WRITTEN EXERCISE:
Transcribe the material exactly. Images do not belong in the copy.

Records from a data collection:
#####

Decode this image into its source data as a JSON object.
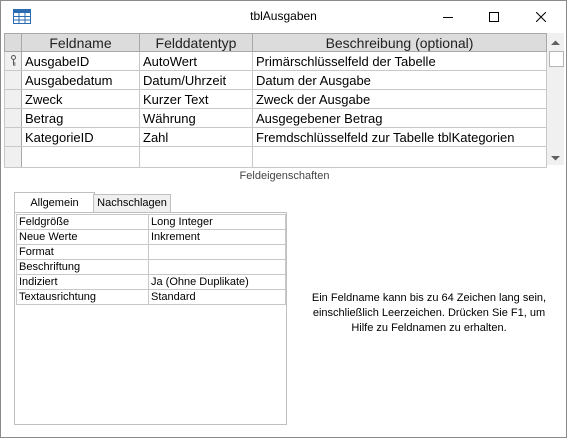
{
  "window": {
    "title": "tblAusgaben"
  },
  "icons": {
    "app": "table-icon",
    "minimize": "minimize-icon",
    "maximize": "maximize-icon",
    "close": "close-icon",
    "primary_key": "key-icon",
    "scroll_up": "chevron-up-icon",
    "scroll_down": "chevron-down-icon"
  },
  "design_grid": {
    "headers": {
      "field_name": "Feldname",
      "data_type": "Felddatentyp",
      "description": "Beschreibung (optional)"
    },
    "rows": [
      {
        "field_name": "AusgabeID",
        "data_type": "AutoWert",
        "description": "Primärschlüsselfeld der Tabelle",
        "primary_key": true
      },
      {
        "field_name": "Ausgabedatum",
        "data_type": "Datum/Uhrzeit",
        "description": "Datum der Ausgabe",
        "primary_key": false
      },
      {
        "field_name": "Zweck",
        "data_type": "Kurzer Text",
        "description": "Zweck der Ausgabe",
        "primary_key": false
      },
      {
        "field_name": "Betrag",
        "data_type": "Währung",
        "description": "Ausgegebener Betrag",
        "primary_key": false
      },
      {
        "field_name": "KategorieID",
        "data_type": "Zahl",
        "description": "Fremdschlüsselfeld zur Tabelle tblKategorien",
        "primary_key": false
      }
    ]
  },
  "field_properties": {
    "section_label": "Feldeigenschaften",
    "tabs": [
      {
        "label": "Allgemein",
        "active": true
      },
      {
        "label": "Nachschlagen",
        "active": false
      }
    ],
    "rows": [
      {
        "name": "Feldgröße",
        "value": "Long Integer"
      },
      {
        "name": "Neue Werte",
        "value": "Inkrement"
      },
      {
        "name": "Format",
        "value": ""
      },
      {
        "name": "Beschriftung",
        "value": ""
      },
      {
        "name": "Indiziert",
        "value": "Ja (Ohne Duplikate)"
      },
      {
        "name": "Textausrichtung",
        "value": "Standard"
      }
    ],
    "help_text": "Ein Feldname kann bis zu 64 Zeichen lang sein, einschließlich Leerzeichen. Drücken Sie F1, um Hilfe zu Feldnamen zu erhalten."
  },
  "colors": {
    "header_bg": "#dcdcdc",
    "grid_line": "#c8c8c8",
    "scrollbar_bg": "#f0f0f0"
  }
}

#####

RESULT OF THIS EXERCISE:
Decode this image into its source data as a JSON object.
{
  "window": {
    "title": "tblAusgaben"
  },
  "icons": {
    "app": "table-icon",
    "minimize": "minimize-icon",
    "maximize": "maximize-icon",
    "close": "close-icon",
    "primary_key": "key-icon",
    "scroll_up": "chevron-up-icon",
    "scroll_down": "chevron-down-icon"
  },
  "design_grid": {
    "headers": {
      "field_name": "Feldname",
      "data_type": "Felddatentyp",
      "description": "Beschreibung (optional)"
    },
    "rows": [
      {
        "field_name": "AusgabeID",
        "data_type": "AutoWert",
        "description": "Primärschlüsselfeld der Tabelle",
        "primary_key": true
      },
      {
        "field_name": "Ausgabedatum",
        "data_type": "Datum/Uhrzeit",
        "description": "Datum der Ausgabe",
        "primary_key": false
      },
      {
        "field_name": "Zweck",
        "data_type": "Kurzer Text",
        "description": "Zweck der Ausgabe",
        "primary_key": false
      },
      {
        "field_name": "Betrag",
        "data_type": "Währung",
        "description": "Ausgegebener Betrag",
        "primary_key": false
      },
      {
        "field_name": "KategorieID",
        "data_type": "Zahl",
        "description": "Fremdschlüsselfeld zur Tabelle tblKategorien",
        "primary_key": false
      }
    ]
  },
  "field_properties": {
    "section_label": "Feldeigenschaften",
    "tabs": [
      {
        "label": "Allgemein",
        "active": true
      },
      {
        "label": "Nachschlagen",
        "active": false
      }
    ],
    "rows": [
      {
        "name": "Feldgröße",
        "value": "Long Integer"
      },
      {
        "name": "Neue Werte",
        "value": "Inkrement"
      },
      {
        "name": "Format",
        "value": ""
      },
      {
        "name": "Beschriftung",
        "value": ""
      },
      {
        "name": "Indiziert",
        "value": "Ja (Ohne Duplikate)"
      },
      {
        "name": "Textausrichtung",
        "value": "Standard"
      }
    ],
    "help_text": "Ein Feldname kann bis zu 64 Zeichen lang sein, einschließlich Leerzeichen. Drücken Sie F1, um Hilfe zu Feldnamen zu erhalten."
  },
  "colors": {
    "header_bg": "#dcdcdc",
    "grid_line": "#c8c8c8",
    "scrollbar_bg": "#f0f0f0"
  }
}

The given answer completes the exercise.